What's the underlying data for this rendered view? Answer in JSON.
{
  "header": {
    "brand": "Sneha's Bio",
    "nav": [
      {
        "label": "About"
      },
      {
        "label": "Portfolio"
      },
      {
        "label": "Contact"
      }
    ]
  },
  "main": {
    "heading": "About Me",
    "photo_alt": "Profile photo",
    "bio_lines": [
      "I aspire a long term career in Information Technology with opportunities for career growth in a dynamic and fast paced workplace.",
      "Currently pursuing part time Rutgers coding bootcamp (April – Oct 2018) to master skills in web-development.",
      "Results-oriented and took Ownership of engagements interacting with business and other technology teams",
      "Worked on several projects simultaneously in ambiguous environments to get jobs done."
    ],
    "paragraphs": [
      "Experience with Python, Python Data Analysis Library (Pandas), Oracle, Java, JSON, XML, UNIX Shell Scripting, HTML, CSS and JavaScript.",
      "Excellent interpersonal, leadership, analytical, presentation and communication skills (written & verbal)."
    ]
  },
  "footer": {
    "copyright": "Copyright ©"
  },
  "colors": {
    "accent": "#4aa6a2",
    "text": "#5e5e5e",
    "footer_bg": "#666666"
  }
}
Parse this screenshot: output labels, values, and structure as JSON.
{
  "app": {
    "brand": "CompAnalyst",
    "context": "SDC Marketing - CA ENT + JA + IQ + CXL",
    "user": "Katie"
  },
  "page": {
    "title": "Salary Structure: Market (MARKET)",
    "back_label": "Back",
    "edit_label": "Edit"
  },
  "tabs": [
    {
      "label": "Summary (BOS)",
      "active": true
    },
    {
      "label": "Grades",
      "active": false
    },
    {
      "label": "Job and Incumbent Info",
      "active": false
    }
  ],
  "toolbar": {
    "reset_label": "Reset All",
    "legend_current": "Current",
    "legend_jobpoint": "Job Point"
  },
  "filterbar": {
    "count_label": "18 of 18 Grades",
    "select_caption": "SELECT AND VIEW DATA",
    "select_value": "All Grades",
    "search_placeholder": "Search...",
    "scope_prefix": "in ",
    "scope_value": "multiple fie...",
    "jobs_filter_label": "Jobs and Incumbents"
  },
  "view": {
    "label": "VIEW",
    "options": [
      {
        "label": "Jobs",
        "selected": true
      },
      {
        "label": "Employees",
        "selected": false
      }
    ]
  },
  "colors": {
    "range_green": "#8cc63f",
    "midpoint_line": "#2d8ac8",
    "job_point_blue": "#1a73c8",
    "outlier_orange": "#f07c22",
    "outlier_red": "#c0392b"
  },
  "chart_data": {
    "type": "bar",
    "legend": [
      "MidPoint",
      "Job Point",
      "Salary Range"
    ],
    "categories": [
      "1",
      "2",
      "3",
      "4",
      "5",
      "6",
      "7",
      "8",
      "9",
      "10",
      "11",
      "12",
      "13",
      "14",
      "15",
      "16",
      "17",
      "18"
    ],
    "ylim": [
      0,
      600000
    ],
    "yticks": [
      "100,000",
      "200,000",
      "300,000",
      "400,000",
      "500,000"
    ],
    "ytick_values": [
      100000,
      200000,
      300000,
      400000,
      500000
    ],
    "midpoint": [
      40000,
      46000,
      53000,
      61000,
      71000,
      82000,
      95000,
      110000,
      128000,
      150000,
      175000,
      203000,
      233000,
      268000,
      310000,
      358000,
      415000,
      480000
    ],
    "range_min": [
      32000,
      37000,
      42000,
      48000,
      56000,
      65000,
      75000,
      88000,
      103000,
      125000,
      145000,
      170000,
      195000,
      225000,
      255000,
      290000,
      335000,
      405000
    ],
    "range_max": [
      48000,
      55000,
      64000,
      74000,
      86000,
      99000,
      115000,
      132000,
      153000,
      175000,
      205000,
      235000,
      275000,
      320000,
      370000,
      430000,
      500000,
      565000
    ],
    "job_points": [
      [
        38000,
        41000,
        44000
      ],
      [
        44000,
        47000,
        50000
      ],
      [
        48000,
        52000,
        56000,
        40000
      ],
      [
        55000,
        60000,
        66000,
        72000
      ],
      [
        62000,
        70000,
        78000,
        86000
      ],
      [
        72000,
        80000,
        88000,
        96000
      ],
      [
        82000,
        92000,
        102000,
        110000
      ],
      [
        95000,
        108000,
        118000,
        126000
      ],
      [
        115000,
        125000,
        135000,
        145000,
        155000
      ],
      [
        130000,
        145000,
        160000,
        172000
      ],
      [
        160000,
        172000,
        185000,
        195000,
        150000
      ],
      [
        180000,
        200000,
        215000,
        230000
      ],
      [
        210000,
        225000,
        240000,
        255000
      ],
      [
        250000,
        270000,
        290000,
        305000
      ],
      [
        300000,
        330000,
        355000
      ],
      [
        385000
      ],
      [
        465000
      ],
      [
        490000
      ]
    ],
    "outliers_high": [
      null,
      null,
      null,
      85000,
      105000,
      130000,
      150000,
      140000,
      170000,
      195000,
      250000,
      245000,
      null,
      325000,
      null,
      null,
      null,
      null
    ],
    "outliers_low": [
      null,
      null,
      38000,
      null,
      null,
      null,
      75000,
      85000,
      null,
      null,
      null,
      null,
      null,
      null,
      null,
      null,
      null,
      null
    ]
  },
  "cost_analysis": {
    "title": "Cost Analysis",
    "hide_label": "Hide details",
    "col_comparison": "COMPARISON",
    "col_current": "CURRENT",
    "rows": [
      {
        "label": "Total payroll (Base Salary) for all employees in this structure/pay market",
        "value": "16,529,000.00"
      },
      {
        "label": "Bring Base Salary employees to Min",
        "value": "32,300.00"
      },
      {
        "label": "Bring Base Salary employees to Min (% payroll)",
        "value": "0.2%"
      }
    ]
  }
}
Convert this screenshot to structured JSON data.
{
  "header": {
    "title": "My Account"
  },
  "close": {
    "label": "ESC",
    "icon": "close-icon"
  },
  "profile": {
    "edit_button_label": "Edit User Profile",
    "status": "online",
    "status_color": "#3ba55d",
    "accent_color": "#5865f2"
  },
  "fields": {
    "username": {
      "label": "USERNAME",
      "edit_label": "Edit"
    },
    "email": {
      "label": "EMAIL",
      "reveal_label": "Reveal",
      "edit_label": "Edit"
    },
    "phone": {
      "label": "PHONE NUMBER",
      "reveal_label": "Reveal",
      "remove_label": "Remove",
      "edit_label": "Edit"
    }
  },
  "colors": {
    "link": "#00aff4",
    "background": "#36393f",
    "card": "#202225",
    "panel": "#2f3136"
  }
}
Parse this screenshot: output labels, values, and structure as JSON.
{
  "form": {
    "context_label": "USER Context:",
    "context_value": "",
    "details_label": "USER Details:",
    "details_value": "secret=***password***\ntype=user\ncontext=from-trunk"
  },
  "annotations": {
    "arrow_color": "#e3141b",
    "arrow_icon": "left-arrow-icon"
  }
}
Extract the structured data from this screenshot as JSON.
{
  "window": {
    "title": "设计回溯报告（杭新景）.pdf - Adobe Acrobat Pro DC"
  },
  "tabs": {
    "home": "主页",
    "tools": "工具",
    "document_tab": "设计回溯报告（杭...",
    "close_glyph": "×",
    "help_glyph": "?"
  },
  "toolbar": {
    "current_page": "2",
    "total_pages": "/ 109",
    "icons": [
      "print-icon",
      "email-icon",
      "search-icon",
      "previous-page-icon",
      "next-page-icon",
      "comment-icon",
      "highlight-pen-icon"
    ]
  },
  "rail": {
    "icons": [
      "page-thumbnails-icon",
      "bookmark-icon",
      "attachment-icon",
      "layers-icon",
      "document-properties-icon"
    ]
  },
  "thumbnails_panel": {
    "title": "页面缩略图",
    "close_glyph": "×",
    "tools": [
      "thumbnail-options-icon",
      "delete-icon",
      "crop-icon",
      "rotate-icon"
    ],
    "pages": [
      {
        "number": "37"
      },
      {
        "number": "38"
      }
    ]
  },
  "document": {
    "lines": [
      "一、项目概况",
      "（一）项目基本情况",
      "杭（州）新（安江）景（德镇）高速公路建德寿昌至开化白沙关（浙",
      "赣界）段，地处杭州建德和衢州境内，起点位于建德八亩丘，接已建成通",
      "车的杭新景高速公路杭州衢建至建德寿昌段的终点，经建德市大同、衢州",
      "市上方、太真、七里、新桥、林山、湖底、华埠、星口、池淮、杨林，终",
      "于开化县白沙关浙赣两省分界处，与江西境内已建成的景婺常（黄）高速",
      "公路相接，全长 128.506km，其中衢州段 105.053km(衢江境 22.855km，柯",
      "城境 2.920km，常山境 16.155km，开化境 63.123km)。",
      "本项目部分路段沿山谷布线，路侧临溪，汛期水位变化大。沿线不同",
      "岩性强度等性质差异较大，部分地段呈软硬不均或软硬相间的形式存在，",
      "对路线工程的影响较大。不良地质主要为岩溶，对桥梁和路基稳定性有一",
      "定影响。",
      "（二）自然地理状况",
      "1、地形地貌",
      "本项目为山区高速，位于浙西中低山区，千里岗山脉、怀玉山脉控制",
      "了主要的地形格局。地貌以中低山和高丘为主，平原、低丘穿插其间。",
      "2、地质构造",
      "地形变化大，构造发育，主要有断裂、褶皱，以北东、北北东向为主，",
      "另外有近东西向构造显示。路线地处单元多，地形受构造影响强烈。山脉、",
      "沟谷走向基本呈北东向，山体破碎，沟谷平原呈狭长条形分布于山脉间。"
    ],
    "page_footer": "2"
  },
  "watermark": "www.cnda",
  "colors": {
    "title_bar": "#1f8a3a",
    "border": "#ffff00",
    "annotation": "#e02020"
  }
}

┄┄┄┄┄┄┄┄┄┄

**AIM OF THE TASK:** Pull out each line holding the string "this".

**REPLY:**
What's the underlying data for this rendered view? Answer in JSON.
Parse this screenshot: output labels, values, and structure as JSON.
        "label": "Total payroll (Base Salary) for all employees in this structure/pay market",
Convert this screenshot to structured JSON data.
Parse this screenshot: output labels, values, and structure as JSON.
Extract the structured data from this screenshot as JSON.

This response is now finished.